# Work to do
Can you find the lines of the listing that include "word" and copy every one?

[Items listed in a dataset]
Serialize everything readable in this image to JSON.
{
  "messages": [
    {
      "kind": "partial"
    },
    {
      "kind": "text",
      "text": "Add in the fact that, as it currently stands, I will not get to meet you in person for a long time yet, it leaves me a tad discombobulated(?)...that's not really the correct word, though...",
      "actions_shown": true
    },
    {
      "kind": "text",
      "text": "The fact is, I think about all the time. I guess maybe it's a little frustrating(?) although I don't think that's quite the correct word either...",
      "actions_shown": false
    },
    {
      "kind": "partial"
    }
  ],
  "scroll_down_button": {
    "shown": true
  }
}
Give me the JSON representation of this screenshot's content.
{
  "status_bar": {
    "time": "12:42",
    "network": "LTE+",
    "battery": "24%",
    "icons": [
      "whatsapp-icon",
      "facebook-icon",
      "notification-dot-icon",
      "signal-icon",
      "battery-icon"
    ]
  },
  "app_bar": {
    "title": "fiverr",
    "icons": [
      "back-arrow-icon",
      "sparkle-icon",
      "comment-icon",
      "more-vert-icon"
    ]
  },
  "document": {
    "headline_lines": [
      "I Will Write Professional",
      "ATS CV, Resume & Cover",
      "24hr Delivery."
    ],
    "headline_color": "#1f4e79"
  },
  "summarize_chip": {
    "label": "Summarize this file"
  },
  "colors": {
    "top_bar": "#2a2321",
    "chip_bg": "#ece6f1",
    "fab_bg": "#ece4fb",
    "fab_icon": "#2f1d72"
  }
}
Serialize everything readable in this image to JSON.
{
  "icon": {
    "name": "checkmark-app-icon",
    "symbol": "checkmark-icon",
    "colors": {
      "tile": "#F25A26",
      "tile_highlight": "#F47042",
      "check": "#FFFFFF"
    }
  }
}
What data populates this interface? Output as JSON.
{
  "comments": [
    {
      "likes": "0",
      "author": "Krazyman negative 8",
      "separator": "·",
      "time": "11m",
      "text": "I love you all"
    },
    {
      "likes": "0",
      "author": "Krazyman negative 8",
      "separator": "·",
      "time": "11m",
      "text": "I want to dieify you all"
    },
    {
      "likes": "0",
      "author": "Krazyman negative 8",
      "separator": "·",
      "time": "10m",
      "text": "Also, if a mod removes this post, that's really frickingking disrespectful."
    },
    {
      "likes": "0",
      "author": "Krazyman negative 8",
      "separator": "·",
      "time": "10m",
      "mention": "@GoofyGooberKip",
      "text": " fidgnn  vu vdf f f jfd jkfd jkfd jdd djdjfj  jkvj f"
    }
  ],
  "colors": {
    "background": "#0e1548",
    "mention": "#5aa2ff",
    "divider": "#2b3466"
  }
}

# Complete response
      "text": "Add in the fact that, as it currently stands, I will not get to meet you in person for a long time yet, it leaves me a tad discombobulated(?)...that's not really the correct word, though...",
      "text": "The fact is, I think about all the time. I guess maybe it's a little frustrating(?) although I don't think that's quite the correct word either...",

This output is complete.